- [EXCERPTED PASSAGE]
-=-=-

From within the soql-postgres-adapter repository, start secondary watcher like this:

sbt clean assembly
java -Djava.net.preferIPv4Stack=true -Dconfig.file=/etc/pg-secondary.conf -jar store-pg/target/scala-2.10/store-pg-assembly-3.1.4-SNAPSHOT.jar

Migrations

To run migrations in this project from SBT:

sbt -Dconfig.file=/etc/soda2.conf "coordinator/run-main com.socrata.datacoordinator.primary.MigrateSchema migrate"

Alternatively, to build from scratch and run migrations:

sbt clean
bin/run_migrations.sh

To run migrations without building from scratch: bin/run_migrations.sh

The command is one of migrate, undo, redo, and there is a second optional parameter for undo for the number of changes to roll back.

Running from sbt is recommended in a development environment because it ensures you are running the latest migrations without having to build a new assembly.

-=-=-

- [DATA SUPPLIED]
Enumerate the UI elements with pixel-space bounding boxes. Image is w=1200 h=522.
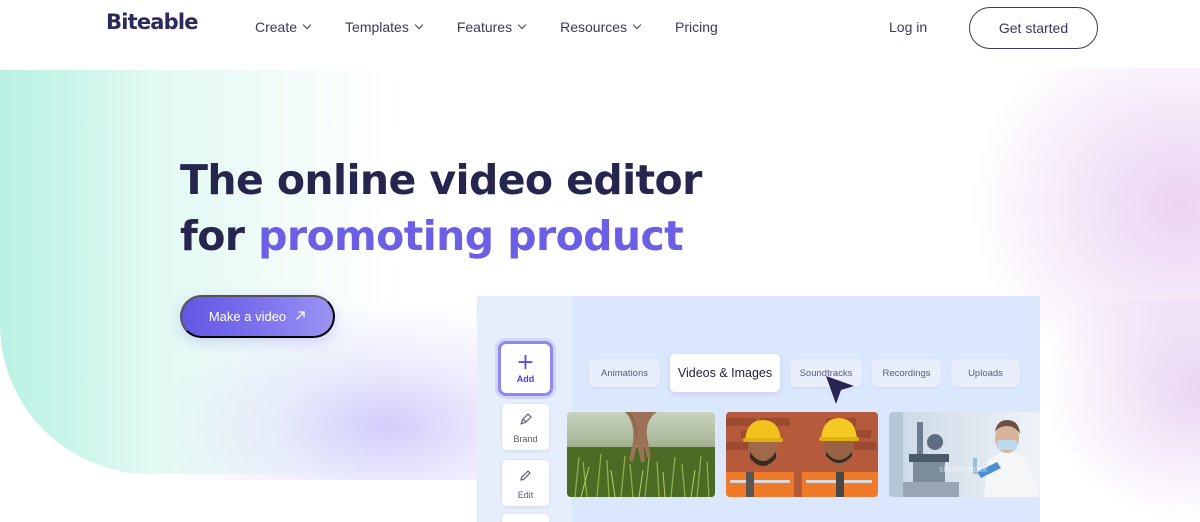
hero-title-line-1: The online video editor — [180, 156, 702, 204]
nav-item-label: Features — [456, 19, 513, 35]
chevron-down-icon — [302, 20, 312, 30]
lab-scientist-image: shutterstock — [889, 412, 1040, 497]
tab-animations[interactable]: Animations — [589, 359, 660, 387]
nav-item-label: Templates — [345, 19, 409, 35]
nav-item-pricing[interactable]: Pricing — [675, 19, 718, 35]
get-started-button[interactable]: Get started — [969, 7, 1098, 49]
media-thumbnail-workers[interactable] — [726, 412, 878, 497]
chevron-down-icon — [414, 20, 424, 30]
make-a-video-button[interactable]: Make a video — [180, 295, 335, 338]
add-tool-button[interactable]: + Add — [498, 341, 553, 396]
hero-title: The online video editor for promoting pr… — [180, 152, 702, 264]
tool-label: Edit — [517, 489, 534, 500]
svg-text:shutterstock: shutterstock — [939, 464, 988, 474]
mouse-cursor-icon — [826, 376, 854, 404]
hero-title-line-2: for promoting product — [180, 208, 702, 264]
chevron-down-icon — [517, 20, 527, 30]
login-link[interactable]: Log in — [889, 19, 927, 35]
hand-grass-image — [567, 412, 715, 497]
pencil-icon — [519, 467, 532, 486]
media-tabs: Animations Videos & Images Soundtracks R… — [589, 354, 1030, 392]
tab-uploads[interactable]: Uploads — [951, 359, 1020, 387]
tool-label: Brand — [513, 433, 538, 444]
nav-item-resources[interactable]: Resources — [560, 19, 642, 35]
chevron-down-icon — [632, 20, 642, 30]
brush-icon — [519, 411, 533, 430]
edit-tool-button[interactable]: Edit — [502, 460, 549, 506]
hero-pink-glow-right — [1040, 300, 1200, 522]
main-nav: Create Templates Features Resources Pric… — [255, 19, 753, 35]
nav-item-label: Create — [255, 19, 298, 35]
nav-item-label: Resources — [560, 19, 628, 35]
brand-tool-button[interactable]: Brand — [502, 404, 549, 450]
media-thumbnail-grass[interactable] — [567, 412, 715, 497]
site-header: Biteable Create Templates Features Resou… — [0, 0, 1200, 56]
make-a-video-label: Make a video — [208, 309, 287, 324]
arrow-up-right-icon — [295, 309, 306, 324]
hero-title-accent: promoting product — [258, 212, 684, 260]
tab-recordings[interactable]: Recordings — [872, 359, 941, 387]
nav-item-templates[interactable]: Templates — [345, 19, 424, 35]
nav-item-label: Pricing — [675, 19, 718, 35]
more-tool-button[interactable] — [502, 514, 549, 522]
media-thumbnail-lab[interactable]: shutterstock — [889, 412, 1040, 497]
nav-item-features[interactable]: Features — [456, 19, 527, 35]
biteable-logo[interactable]: Biteable — [106, 10, 199, 34]
tab-videos-images[interactable]: Videos & Images — [670, 354, 780, 392]
editor-preview: + Add Brand Edit Animations Videos & Ima… — [477, 296, 1040, 522]
plus-icon: + — [516, 349, 535, 375]
nav-item-create[interactable]: Create — [255, 19, 312, 35]
construction-workers-image — [726, 412, 878, 497]
tool-label: Add — [516, 373, 535, 384]
hero-title-prefix: for — [180, 212, 259, 260]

-=-=-

- [TASK PROMPT]
In the soql-postgres-adapter instructions, which three commands can a migration run take? The entries have no connection to the soql-postgres-adapter instructions.

- [EXPECTED ANSWER]
migrate, undo, and redo